#### [EXERCISE BRIEF]
Skip every line before the one containing "Convert this document image to plain text.", then copy that line and the rest of the entries below exactly, through the last line.
-- Start ENTRIES SUPPLIED --
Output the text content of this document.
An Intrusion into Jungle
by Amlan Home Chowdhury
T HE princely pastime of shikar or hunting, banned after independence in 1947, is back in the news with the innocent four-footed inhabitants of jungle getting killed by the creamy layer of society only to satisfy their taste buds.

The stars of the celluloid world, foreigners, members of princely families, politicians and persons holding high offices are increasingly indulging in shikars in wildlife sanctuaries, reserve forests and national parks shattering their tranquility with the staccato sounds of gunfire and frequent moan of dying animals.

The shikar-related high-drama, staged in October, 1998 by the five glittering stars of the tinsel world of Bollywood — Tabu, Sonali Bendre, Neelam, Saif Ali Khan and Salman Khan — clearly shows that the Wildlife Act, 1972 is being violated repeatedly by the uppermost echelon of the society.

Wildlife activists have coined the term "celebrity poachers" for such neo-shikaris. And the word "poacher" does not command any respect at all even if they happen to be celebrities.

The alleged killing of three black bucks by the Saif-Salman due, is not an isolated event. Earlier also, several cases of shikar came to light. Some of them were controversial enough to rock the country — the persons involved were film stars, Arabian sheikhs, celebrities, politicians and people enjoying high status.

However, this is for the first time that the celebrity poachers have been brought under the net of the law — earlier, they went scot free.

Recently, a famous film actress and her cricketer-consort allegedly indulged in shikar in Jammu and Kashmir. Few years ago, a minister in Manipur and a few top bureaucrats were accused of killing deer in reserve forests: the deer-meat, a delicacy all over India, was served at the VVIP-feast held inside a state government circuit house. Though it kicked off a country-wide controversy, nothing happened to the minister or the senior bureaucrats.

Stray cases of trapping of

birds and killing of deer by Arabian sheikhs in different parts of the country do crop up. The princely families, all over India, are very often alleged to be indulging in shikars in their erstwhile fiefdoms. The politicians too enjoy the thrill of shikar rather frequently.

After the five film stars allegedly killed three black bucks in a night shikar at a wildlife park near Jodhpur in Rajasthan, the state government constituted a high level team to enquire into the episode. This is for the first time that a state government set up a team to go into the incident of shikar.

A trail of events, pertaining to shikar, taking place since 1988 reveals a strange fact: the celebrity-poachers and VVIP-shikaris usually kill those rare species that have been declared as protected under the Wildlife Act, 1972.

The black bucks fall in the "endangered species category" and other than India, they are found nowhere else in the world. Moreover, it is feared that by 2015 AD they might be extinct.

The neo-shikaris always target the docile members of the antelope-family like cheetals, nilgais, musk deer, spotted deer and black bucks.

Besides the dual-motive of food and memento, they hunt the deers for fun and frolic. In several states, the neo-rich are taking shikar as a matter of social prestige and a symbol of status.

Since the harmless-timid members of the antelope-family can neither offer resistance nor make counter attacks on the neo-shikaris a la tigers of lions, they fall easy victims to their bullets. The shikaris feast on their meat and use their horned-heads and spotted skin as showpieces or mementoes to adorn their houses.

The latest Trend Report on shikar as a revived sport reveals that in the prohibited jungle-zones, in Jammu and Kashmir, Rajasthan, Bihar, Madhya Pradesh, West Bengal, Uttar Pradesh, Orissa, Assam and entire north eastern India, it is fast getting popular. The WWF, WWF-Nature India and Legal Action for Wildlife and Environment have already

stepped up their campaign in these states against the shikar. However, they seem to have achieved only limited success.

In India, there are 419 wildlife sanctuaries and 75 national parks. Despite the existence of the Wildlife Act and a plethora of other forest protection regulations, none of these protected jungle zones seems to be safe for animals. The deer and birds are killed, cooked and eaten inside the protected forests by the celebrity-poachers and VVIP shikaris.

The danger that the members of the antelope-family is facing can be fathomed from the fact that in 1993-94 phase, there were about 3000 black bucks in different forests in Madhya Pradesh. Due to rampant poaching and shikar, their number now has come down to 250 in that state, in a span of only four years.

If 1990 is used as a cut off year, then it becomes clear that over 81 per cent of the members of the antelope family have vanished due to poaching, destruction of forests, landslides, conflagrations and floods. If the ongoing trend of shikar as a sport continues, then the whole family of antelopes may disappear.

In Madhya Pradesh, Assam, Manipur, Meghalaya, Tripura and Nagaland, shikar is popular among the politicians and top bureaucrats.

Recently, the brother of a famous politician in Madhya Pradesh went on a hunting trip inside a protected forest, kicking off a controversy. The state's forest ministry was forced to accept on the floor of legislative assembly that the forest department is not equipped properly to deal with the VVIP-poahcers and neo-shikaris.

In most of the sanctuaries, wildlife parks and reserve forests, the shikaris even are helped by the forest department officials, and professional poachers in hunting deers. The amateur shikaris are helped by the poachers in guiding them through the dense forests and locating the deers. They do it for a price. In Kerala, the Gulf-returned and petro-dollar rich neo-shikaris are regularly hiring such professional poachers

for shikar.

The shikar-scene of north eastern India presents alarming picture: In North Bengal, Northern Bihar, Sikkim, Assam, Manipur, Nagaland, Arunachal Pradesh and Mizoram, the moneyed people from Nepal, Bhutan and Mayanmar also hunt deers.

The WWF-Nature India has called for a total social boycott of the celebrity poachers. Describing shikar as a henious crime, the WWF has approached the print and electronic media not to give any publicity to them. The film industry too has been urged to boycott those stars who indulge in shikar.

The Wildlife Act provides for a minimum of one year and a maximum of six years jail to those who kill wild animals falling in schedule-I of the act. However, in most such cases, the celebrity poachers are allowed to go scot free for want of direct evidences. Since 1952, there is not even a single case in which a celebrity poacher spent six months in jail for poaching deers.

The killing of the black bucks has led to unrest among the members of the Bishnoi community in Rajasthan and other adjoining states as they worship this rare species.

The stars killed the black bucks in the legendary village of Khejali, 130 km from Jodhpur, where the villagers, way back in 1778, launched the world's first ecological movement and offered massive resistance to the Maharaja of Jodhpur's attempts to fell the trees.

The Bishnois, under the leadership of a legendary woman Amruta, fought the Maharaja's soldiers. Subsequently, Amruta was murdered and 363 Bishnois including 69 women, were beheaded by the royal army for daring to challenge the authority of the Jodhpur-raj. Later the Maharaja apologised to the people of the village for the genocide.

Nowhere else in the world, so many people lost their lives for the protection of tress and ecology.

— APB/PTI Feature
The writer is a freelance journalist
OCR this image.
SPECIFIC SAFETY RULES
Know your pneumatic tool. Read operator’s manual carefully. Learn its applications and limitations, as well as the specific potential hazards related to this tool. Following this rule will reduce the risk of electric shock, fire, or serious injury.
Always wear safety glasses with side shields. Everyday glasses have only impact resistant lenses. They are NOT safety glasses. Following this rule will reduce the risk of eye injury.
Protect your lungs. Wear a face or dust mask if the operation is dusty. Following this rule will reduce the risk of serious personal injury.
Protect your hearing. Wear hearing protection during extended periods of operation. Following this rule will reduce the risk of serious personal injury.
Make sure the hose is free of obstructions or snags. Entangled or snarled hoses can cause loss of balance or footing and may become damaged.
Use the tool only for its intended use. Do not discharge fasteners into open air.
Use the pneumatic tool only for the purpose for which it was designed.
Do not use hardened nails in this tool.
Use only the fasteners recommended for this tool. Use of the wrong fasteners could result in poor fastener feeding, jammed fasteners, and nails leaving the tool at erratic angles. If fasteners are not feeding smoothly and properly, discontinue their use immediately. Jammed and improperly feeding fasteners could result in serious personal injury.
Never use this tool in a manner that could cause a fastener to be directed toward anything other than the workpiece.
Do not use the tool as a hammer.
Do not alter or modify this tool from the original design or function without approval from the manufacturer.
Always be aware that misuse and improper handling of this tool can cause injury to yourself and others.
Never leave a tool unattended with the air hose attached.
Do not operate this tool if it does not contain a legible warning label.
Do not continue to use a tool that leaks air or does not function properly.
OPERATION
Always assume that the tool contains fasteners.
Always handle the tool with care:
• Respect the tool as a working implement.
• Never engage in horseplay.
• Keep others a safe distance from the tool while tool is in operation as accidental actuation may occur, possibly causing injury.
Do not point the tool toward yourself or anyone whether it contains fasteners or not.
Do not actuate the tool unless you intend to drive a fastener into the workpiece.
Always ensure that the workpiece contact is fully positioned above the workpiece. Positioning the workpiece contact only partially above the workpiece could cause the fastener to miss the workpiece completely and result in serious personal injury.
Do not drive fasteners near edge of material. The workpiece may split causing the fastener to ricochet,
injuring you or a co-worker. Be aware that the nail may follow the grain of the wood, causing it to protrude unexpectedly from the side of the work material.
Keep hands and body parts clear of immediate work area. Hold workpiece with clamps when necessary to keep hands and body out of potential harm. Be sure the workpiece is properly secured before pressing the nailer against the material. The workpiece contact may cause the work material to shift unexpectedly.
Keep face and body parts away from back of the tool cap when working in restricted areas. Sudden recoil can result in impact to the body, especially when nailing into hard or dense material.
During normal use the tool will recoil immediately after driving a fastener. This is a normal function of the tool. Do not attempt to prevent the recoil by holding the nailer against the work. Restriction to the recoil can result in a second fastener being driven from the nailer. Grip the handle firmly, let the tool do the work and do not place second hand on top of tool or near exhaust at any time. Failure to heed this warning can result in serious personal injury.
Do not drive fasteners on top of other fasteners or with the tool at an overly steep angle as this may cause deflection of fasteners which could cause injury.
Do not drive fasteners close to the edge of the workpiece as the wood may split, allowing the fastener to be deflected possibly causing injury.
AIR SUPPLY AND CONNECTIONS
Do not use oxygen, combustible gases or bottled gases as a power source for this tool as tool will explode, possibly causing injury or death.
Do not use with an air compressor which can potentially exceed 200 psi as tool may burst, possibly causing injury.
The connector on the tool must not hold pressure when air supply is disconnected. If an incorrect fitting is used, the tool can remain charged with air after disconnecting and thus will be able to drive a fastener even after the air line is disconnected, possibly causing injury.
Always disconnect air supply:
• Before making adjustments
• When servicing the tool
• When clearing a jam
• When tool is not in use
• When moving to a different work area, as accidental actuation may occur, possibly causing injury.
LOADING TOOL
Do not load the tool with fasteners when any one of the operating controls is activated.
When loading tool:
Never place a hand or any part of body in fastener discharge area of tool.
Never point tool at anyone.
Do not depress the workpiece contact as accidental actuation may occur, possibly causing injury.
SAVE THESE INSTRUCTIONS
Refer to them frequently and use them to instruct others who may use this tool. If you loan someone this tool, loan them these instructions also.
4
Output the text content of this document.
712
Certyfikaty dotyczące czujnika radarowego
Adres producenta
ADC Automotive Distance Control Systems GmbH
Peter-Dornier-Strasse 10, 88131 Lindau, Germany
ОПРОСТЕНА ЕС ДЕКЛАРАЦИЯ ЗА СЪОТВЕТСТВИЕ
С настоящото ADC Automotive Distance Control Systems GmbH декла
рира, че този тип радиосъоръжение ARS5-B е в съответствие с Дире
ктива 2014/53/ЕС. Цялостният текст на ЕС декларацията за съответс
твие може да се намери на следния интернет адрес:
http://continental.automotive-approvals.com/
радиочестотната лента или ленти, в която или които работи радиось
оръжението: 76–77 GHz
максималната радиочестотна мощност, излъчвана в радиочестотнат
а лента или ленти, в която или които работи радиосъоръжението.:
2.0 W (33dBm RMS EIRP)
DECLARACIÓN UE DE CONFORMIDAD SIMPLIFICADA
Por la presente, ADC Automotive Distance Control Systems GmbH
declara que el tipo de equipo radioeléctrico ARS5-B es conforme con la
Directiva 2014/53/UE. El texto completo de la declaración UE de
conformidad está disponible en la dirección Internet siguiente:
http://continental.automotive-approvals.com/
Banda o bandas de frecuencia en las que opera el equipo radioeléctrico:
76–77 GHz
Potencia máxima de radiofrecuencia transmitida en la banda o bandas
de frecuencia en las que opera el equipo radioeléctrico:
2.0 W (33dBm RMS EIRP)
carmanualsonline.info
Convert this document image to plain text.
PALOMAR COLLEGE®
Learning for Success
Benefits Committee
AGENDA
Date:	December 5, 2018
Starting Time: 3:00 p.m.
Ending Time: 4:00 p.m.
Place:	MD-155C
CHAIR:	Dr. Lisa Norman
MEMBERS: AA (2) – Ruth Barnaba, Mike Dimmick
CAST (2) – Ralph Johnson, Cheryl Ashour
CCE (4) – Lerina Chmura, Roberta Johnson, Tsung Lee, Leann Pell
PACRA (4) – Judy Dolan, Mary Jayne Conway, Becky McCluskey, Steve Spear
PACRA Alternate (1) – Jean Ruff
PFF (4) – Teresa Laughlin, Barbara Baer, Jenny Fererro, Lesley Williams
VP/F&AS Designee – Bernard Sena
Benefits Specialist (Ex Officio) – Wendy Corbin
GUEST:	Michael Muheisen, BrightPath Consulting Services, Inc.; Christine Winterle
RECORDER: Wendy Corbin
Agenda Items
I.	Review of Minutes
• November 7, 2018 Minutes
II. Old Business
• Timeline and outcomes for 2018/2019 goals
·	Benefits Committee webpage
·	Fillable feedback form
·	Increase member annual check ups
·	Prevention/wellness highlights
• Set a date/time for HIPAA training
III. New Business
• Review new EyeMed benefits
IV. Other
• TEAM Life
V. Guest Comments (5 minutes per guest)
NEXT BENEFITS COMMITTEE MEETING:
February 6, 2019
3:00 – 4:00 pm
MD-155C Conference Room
-- End ENTRIES SUPPLIED --
#### [TASK ANSWER]
Convert this document image to plain text.
PALOMAR COLLEGE®
Learning for Success
Benefits Committee
AGENDA
Date:	December 5, 2018
Starting Time: 3:00 p.m.
Ending Time: 4:00 p.m.
Place:	MD-155C
CHAIR:	Dr. Lisa Norman
MEMBERS: AA (2) – Ruth Barnaba, Mike Dimmick
CAST (2) – Ralph Johnson, Cheryl Ashour
CCE (4) – Lerina Chmura, Roberta Johnson, Tsung Lee, Leann Pell
PACRA (4) – Judy Dolan, Mary Jayne Conway, Becky McCluskey, Steve Spear
PACRA Alternate (1) – Jean Ruff
PFF (4) – Teresa Laughlin, Barbara Baer, Jenny Fererro, Lesley Williams
VP/F&AS Designee – Bernard Sena
Benefits Specialist (Ex Officio) – Wendy Corbin
GUEST:	Michael Muheisen, BrightPath Consulting Services, Inc.; Christine Winterle
RECORDER: Wendy Corbin
Agenda Items
I.	Review of Minutes
• November 7, 2018 Minutes
II. Old Business
• Timeline and outcomes for 2018/2019 goals
·	Benefits Committee webpage
·	Fillable feedback form
·	Increase member annual check ups
·	Prevention/wellness highlights
• Set a date/time for HIPAA training
III. New Business
• Review new EyeMed benefits
IV. Other
• TEAM Life
V. Guest Comments (5 minutes per guest)
NEXT BENEFITS COMMITTEE MEETING:
February 6, 2019
3:00 – 4:00 pm
MD-155C Conference Room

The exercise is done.